• **Collected data entries**:
========
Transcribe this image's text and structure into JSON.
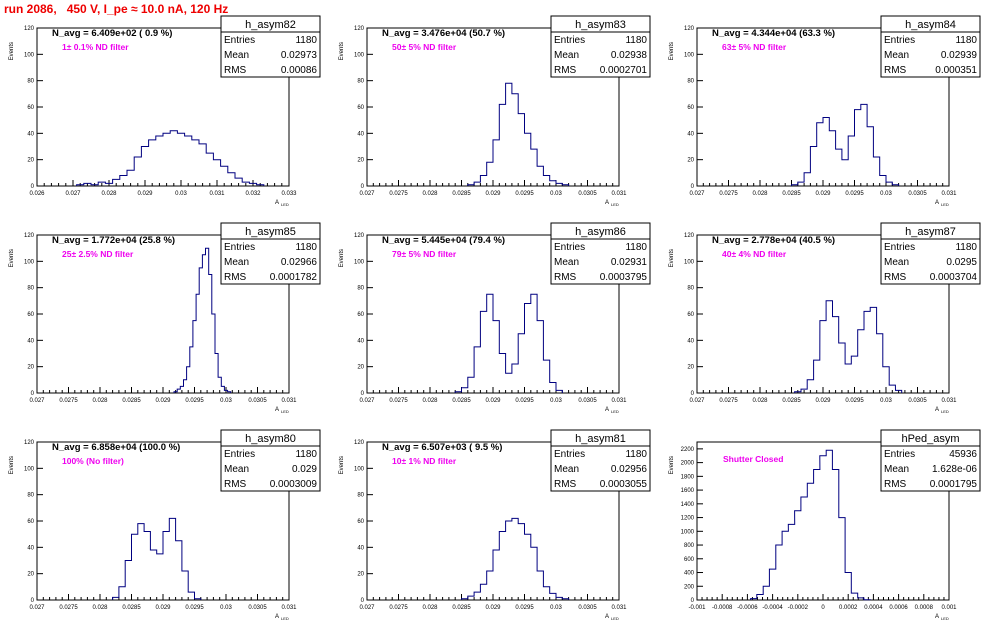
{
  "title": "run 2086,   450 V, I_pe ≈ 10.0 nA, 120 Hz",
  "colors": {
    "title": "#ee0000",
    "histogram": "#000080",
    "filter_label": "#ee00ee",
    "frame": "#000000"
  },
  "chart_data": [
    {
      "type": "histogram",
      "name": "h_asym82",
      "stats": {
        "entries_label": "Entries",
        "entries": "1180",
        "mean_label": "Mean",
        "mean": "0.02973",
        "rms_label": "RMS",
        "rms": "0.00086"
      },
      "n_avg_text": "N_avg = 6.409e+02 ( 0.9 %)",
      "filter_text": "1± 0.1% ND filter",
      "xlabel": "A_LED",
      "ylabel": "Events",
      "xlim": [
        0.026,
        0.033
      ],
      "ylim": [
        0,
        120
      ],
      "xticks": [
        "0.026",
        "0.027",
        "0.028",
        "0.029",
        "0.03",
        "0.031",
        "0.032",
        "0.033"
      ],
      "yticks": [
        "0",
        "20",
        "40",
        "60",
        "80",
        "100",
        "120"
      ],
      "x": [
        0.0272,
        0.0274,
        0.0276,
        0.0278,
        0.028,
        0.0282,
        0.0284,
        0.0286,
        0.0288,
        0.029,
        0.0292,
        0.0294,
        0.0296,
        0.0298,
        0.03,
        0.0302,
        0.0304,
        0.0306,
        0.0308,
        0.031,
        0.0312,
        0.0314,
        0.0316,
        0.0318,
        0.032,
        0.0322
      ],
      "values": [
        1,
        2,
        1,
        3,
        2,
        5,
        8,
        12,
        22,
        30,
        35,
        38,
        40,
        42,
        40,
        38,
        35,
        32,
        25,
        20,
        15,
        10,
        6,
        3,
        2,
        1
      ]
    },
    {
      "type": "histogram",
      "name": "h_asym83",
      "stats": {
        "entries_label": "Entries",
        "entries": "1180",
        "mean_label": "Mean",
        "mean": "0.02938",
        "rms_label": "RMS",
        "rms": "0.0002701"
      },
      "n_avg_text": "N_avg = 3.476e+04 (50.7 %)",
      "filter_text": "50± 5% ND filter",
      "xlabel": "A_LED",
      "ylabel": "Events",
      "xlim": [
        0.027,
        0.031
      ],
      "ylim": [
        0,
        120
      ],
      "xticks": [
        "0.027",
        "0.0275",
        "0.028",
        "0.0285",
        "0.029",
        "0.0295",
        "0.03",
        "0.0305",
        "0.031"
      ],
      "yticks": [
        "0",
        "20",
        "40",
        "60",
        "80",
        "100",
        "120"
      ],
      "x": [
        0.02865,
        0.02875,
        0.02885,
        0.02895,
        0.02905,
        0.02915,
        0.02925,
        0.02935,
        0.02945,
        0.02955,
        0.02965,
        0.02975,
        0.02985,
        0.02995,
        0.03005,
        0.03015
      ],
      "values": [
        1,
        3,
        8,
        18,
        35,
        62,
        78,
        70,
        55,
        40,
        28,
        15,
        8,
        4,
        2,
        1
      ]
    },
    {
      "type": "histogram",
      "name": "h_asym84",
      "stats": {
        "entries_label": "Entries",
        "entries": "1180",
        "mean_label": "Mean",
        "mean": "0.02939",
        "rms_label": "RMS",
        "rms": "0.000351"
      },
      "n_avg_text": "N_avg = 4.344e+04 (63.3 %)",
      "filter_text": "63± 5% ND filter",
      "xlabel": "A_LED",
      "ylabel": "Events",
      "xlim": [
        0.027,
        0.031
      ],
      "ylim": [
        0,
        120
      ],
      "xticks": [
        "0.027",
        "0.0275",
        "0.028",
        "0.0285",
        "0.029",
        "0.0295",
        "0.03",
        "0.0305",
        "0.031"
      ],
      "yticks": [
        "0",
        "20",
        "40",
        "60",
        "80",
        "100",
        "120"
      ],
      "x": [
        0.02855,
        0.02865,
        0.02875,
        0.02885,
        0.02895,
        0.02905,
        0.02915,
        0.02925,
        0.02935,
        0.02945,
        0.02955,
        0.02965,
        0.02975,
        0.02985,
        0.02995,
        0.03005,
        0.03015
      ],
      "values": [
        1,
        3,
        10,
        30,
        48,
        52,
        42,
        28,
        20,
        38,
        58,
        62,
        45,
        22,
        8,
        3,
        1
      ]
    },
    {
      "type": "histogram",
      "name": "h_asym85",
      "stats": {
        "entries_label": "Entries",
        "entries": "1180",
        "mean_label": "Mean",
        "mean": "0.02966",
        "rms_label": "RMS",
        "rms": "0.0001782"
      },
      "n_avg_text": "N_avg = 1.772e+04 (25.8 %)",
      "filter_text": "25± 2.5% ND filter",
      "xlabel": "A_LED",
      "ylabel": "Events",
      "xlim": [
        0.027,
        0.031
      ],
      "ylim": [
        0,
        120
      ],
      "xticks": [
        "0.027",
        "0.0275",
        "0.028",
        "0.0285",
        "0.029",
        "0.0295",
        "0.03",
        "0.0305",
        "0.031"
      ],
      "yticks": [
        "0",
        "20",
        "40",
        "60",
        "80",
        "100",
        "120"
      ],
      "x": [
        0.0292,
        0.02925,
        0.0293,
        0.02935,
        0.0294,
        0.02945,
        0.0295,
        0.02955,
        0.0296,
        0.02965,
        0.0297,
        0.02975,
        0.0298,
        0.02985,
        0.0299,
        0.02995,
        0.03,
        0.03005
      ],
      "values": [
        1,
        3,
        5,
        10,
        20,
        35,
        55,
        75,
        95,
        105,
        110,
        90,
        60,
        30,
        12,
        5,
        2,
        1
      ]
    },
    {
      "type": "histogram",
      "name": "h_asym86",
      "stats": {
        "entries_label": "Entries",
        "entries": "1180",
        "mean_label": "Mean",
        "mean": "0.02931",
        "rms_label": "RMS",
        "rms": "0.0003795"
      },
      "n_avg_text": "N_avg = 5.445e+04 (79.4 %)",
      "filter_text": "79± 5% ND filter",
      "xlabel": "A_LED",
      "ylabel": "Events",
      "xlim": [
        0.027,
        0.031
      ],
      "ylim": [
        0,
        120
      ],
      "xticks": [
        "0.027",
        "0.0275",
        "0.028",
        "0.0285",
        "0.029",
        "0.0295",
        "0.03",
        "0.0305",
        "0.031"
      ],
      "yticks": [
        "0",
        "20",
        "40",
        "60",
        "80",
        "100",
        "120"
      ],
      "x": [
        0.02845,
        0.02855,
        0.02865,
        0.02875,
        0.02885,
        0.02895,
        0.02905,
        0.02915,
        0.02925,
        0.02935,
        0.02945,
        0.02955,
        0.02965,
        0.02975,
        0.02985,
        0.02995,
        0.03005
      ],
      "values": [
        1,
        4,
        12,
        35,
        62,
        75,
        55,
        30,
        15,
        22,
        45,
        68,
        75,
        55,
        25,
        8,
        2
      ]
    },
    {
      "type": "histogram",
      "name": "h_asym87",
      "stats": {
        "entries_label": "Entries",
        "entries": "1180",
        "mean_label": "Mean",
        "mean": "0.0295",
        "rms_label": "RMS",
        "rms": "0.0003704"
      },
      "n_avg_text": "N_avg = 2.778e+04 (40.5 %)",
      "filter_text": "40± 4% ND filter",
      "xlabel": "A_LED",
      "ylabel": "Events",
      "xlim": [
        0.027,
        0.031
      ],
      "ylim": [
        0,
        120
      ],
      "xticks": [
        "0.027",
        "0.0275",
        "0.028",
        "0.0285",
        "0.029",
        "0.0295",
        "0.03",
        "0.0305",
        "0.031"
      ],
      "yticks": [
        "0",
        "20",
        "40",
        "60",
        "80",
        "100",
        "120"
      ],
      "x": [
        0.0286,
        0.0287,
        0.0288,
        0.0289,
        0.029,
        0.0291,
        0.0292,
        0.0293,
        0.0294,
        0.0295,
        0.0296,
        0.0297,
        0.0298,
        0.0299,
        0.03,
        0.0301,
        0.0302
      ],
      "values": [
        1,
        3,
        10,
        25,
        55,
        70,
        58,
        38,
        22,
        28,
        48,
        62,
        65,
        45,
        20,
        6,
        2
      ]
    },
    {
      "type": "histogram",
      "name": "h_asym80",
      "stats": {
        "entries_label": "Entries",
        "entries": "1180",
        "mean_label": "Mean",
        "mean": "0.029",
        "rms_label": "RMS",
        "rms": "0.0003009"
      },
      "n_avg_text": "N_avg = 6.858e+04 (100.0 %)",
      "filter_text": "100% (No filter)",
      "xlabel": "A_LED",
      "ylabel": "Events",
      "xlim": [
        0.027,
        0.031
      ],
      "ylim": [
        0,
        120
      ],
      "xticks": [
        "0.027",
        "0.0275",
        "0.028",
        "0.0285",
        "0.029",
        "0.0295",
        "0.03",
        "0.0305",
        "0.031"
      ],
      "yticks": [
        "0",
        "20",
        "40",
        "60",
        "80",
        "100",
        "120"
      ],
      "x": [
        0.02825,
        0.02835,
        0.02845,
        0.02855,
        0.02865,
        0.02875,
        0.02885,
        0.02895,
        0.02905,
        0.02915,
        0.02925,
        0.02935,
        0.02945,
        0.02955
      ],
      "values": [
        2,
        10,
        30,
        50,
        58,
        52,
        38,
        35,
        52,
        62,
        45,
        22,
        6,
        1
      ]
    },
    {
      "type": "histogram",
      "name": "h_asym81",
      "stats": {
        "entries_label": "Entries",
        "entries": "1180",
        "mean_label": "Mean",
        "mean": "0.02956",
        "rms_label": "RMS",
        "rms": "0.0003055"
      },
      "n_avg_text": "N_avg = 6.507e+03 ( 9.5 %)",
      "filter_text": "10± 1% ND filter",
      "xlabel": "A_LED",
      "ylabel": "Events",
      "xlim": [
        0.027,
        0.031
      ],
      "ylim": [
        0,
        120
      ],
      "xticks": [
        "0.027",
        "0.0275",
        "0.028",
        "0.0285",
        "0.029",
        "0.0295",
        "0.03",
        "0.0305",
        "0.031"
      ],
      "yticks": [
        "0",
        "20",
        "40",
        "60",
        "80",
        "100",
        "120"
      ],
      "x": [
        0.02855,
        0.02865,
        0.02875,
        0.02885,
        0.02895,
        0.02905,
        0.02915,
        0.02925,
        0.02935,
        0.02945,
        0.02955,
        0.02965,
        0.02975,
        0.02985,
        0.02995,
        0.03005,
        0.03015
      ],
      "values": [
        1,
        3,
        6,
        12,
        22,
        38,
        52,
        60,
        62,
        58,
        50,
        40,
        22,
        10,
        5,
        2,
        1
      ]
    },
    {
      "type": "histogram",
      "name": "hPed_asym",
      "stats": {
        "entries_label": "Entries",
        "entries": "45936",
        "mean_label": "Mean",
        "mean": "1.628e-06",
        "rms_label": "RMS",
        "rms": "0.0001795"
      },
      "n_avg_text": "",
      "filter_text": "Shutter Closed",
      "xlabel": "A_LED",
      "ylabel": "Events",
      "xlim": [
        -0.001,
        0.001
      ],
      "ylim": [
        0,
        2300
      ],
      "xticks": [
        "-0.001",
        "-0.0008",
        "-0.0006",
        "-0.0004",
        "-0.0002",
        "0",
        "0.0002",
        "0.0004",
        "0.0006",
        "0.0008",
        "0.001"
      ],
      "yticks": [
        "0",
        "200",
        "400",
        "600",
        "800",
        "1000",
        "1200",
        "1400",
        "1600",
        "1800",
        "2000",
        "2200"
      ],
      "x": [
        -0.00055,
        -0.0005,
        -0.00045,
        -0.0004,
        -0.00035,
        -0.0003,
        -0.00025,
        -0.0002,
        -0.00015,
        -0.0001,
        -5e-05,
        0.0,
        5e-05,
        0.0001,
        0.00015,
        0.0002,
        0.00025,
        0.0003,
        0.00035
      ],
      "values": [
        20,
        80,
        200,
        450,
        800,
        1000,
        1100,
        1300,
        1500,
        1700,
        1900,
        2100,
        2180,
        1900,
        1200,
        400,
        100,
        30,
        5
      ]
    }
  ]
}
========
• **PROBLEM TO WORK ON**: Show each line of the listing that holds the string "name".

• **ANSWER FOR THE TASK**:
      "name": "h_asym82",
      "name": "h_asym83",
      "name": "h_asym84",
      "name": "h_asym85",
      "name": "h_asym86",
      "name": "h_asym87",
      "name": "h_asym80",
      "name": "h_asym81",
      "name": "hPed_asym",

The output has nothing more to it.